**Task goal**. Among the entries below, find the lines with "employees" and copy them.

*****

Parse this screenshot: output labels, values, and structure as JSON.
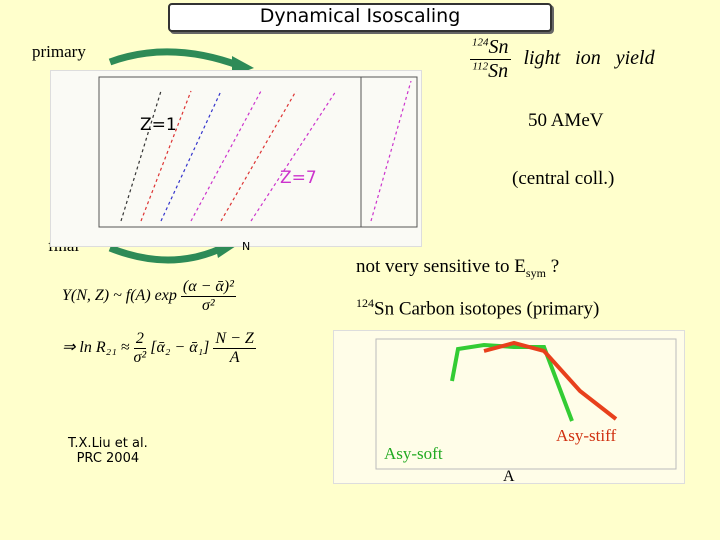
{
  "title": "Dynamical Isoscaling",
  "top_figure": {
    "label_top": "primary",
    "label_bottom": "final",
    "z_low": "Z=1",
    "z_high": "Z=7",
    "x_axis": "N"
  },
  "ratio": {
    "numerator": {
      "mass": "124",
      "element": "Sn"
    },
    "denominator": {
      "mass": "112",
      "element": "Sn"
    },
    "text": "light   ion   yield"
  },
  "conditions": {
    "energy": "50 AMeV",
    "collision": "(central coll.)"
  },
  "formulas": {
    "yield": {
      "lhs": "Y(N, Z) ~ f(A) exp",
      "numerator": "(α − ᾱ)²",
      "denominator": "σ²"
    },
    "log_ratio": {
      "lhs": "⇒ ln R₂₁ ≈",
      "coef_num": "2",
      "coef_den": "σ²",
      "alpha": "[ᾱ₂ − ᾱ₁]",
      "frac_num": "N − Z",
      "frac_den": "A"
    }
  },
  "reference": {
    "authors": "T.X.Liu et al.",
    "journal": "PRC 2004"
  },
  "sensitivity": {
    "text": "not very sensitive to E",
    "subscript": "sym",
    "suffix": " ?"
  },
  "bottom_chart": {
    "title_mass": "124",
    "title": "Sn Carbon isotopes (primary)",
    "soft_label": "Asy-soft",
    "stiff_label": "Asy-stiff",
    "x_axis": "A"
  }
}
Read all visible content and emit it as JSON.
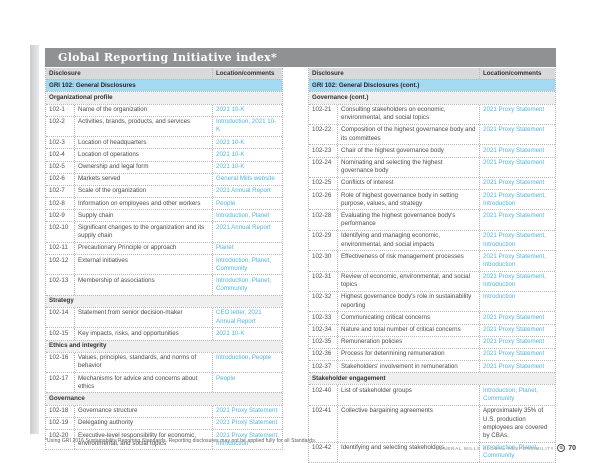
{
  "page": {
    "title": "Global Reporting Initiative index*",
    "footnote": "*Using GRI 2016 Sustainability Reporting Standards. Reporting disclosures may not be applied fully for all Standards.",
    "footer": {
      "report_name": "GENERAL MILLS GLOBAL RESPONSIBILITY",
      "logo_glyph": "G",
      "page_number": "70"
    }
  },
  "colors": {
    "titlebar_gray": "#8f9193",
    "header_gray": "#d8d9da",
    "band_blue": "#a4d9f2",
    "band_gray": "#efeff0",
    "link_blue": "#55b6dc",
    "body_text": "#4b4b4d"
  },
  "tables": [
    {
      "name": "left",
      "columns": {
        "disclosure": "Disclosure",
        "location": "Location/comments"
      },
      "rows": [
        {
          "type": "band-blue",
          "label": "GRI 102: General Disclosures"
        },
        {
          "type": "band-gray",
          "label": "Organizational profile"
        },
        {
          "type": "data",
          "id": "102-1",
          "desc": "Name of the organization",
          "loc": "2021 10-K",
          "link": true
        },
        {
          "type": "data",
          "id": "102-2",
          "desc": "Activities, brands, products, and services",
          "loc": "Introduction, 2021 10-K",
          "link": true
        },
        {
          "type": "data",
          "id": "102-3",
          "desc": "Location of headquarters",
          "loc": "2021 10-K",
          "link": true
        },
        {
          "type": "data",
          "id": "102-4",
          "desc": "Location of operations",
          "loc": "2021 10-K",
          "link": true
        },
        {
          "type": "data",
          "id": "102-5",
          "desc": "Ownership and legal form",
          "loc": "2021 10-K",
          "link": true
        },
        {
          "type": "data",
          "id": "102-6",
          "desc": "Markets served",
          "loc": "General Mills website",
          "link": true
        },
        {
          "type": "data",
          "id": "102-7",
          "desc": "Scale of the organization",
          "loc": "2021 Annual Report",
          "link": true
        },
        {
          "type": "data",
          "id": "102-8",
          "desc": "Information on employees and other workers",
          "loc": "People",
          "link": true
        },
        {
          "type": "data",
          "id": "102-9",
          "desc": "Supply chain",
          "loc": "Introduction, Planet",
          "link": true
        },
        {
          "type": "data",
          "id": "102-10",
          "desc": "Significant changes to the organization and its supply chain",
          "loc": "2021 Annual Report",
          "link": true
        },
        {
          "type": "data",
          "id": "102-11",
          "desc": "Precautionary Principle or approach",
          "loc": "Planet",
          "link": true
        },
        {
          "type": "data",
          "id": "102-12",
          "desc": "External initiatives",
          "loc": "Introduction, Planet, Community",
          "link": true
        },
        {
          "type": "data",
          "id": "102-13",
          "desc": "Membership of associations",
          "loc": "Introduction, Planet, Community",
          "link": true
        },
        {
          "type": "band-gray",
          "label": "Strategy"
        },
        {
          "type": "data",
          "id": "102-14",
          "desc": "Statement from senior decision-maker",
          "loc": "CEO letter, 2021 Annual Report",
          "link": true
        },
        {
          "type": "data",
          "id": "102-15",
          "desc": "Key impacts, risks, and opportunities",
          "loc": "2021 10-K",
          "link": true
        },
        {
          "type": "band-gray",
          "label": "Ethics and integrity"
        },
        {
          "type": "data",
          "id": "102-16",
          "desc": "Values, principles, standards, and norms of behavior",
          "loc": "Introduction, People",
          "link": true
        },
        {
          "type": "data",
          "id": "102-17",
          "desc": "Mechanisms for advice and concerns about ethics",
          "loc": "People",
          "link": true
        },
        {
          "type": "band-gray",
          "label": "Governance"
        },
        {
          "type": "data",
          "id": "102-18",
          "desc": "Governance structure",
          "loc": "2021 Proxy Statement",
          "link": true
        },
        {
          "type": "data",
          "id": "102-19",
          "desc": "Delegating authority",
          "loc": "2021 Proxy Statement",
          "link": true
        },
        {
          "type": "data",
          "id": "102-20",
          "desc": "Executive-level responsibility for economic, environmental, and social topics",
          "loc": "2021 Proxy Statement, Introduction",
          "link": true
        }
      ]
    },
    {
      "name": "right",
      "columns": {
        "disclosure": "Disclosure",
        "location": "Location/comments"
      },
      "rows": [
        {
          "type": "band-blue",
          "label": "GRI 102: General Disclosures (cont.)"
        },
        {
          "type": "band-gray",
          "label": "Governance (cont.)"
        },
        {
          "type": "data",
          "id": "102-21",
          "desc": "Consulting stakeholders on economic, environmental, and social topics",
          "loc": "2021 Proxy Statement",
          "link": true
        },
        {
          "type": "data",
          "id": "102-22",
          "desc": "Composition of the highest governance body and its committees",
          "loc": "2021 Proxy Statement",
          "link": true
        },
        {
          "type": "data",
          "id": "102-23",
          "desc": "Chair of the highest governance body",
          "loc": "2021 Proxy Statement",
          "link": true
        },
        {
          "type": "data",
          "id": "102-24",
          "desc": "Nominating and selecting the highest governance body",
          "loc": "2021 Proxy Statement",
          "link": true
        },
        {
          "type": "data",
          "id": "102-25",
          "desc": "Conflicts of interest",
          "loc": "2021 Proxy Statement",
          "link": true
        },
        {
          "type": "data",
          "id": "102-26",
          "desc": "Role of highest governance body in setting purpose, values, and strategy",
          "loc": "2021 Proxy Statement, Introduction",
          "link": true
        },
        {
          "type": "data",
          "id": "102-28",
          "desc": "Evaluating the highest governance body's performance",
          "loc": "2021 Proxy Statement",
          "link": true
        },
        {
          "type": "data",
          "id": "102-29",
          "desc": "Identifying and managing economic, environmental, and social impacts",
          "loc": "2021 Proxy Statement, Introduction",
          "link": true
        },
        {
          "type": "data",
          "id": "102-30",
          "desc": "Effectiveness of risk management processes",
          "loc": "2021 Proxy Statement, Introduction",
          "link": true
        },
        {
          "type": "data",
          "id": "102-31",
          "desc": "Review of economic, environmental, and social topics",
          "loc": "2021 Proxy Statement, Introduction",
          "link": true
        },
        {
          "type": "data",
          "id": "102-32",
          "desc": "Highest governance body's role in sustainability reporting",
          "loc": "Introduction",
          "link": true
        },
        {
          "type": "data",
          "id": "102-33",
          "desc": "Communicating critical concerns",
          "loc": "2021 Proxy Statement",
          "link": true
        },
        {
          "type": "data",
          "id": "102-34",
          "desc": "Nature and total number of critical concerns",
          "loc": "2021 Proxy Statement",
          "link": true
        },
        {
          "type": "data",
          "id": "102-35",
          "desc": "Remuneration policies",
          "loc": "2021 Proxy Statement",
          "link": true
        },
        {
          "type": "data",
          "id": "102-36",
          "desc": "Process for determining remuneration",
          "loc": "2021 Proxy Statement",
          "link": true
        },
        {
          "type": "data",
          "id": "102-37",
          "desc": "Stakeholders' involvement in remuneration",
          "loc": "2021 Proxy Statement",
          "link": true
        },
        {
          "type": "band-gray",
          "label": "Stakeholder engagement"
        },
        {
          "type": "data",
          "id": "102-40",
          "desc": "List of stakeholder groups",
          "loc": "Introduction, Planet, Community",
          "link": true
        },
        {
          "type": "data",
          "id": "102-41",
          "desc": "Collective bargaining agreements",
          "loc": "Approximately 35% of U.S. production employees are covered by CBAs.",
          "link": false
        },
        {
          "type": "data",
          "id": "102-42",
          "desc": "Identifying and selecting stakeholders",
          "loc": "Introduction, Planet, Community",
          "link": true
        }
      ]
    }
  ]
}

*****

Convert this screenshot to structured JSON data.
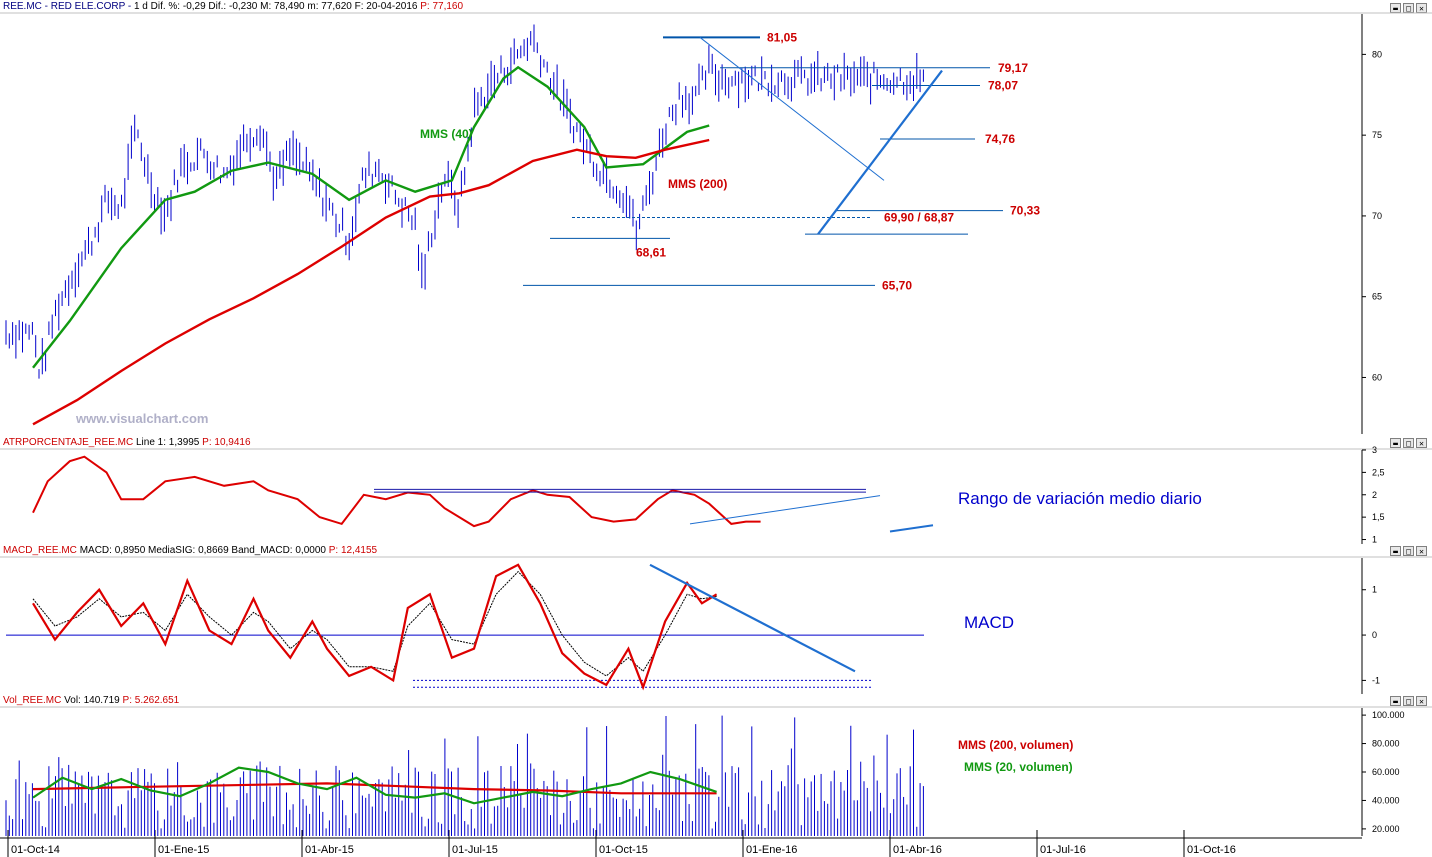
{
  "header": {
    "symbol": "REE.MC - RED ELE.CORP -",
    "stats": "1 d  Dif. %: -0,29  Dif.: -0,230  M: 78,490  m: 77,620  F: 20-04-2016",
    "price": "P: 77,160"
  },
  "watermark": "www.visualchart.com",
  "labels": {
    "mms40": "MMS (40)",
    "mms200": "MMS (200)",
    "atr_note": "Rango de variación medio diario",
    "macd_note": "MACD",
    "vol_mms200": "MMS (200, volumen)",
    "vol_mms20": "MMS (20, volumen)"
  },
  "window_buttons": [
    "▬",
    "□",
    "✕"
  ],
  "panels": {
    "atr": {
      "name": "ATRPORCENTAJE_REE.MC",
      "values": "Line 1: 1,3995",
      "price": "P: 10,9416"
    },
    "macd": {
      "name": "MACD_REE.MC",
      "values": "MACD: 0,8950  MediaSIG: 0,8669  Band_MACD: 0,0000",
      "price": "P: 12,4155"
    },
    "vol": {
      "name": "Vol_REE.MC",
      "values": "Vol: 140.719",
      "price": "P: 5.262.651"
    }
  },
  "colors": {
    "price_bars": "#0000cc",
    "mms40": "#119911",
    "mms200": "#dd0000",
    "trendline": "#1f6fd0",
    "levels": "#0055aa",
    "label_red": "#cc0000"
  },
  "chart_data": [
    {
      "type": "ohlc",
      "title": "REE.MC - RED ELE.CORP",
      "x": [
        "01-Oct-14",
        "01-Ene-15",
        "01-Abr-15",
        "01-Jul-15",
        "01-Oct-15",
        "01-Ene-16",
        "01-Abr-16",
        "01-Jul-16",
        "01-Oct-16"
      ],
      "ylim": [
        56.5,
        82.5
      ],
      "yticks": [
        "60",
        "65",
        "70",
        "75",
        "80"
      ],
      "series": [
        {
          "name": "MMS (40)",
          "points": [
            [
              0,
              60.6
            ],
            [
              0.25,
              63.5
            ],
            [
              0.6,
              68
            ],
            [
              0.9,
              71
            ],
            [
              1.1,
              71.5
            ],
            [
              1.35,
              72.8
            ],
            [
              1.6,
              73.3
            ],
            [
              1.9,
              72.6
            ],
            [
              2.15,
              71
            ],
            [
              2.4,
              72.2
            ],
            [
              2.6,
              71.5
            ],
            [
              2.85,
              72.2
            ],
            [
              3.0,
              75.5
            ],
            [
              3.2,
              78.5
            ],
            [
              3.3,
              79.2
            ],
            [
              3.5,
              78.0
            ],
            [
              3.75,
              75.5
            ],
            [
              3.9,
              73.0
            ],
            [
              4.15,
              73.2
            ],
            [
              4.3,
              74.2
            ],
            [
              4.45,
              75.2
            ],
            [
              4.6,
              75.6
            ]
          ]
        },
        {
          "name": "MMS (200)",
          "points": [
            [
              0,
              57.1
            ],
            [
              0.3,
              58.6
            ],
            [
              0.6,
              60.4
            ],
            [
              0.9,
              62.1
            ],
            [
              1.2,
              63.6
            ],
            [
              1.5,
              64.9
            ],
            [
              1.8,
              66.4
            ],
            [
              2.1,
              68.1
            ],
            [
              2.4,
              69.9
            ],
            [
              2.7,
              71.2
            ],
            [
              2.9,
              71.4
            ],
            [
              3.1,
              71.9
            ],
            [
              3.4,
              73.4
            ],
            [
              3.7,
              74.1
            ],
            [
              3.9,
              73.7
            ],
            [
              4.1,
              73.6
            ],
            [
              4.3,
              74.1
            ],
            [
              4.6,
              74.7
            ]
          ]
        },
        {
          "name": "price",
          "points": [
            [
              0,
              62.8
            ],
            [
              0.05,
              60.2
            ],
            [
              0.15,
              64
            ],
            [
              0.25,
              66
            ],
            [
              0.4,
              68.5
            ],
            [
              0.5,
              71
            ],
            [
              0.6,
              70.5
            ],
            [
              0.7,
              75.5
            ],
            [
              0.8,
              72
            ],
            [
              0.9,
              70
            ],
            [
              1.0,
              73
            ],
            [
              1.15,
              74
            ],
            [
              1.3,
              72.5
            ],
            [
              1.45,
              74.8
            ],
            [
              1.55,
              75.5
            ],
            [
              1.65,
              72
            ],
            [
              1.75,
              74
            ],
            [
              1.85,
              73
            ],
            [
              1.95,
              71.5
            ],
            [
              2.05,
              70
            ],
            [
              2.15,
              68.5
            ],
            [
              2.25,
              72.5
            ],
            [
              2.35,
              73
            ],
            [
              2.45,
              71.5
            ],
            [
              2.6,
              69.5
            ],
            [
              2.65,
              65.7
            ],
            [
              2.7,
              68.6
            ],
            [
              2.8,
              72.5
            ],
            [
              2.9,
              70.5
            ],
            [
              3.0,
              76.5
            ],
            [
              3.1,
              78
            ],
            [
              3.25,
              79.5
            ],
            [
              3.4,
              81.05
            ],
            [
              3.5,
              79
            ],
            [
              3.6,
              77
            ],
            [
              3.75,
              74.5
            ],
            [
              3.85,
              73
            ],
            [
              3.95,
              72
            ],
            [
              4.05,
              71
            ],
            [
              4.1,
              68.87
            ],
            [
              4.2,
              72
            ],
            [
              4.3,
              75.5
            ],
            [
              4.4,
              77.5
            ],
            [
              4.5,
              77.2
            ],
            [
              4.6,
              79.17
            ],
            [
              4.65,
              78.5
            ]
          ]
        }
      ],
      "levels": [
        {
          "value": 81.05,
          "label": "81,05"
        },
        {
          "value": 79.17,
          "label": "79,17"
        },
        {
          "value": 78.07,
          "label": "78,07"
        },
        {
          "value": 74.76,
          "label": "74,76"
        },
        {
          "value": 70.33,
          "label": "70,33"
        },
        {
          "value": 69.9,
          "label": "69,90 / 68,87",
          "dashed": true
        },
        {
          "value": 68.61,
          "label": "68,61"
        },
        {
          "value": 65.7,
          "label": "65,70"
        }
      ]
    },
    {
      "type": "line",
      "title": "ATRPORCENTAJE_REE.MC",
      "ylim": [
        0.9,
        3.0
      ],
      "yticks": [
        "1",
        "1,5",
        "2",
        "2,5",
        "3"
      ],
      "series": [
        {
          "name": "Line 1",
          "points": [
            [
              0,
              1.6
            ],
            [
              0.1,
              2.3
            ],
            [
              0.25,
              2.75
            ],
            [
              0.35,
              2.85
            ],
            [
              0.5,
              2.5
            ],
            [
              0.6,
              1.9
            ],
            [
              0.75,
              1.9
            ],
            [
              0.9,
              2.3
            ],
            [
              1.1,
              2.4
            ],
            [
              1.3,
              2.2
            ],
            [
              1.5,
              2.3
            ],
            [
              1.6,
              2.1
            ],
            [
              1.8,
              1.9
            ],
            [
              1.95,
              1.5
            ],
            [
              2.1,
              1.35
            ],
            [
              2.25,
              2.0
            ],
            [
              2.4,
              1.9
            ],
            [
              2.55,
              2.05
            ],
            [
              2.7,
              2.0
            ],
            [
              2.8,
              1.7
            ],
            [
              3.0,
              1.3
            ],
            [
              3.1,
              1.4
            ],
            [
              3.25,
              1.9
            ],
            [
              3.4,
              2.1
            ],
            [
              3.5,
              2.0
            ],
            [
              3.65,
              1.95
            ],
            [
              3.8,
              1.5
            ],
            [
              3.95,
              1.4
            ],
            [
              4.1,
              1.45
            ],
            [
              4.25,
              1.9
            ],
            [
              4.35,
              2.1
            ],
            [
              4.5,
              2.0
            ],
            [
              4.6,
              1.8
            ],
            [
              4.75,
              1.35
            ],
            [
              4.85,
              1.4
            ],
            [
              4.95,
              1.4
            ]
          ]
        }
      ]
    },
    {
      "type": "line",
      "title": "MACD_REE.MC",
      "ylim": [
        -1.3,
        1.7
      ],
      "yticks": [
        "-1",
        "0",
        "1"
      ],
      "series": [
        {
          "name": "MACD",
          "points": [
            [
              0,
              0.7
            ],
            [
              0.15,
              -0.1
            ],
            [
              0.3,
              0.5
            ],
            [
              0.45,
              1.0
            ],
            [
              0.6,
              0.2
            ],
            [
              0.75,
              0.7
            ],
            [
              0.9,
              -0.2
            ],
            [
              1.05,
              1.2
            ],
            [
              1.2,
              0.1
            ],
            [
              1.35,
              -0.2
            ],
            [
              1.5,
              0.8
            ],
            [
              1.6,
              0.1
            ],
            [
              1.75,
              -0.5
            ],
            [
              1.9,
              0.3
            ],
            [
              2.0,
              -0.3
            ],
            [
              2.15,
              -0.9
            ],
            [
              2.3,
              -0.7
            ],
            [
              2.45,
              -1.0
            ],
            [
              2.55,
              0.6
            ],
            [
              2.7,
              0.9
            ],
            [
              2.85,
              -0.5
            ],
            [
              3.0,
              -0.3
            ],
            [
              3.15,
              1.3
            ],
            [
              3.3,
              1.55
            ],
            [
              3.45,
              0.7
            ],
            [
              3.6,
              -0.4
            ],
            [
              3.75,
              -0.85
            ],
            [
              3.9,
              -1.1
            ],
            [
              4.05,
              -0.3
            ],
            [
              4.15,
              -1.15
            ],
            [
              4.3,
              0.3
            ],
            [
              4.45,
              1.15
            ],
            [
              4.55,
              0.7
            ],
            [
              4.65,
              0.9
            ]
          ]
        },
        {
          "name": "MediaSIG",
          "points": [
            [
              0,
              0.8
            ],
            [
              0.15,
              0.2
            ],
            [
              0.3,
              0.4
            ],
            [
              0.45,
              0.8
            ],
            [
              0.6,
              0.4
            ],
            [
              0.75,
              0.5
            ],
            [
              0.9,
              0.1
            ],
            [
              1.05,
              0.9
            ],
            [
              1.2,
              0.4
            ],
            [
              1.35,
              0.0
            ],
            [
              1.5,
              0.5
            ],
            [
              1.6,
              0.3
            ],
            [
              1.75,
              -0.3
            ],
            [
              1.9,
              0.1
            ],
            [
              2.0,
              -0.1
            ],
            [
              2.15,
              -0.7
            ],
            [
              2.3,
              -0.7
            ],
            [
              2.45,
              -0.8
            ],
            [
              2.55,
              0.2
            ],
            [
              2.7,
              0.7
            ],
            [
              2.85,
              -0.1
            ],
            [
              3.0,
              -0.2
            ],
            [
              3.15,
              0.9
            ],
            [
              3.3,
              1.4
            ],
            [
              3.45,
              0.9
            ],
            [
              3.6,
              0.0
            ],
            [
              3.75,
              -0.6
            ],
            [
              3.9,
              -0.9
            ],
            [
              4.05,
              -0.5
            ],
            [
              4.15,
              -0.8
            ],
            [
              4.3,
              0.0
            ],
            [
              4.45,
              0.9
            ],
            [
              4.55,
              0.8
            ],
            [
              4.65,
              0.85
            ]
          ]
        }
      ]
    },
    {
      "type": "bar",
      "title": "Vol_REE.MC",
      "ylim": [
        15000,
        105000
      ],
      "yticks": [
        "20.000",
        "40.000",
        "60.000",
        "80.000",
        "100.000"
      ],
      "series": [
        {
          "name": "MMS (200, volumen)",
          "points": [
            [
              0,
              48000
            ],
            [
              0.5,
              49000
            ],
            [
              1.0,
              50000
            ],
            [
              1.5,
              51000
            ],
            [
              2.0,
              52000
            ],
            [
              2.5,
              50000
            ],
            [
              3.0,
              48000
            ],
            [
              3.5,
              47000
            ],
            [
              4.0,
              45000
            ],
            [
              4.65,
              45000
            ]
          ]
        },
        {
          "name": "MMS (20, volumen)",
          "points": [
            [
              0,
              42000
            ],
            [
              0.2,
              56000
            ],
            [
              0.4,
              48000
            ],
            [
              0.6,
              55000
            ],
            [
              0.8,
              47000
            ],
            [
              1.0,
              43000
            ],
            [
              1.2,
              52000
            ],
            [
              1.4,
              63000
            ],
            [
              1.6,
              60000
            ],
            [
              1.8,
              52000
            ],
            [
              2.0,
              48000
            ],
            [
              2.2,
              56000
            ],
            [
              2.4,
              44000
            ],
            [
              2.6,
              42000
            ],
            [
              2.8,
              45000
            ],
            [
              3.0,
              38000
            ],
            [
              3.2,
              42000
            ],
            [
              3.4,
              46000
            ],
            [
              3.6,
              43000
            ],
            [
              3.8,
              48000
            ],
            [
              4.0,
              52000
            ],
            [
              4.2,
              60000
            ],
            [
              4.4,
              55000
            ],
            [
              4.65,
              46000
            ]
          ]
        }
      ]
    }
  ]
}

*****

**Reply**.
          "desc": "Information on employees and other workers",
          "loc": "Approximately 35% of U.S. production employees are covered by CBAs.",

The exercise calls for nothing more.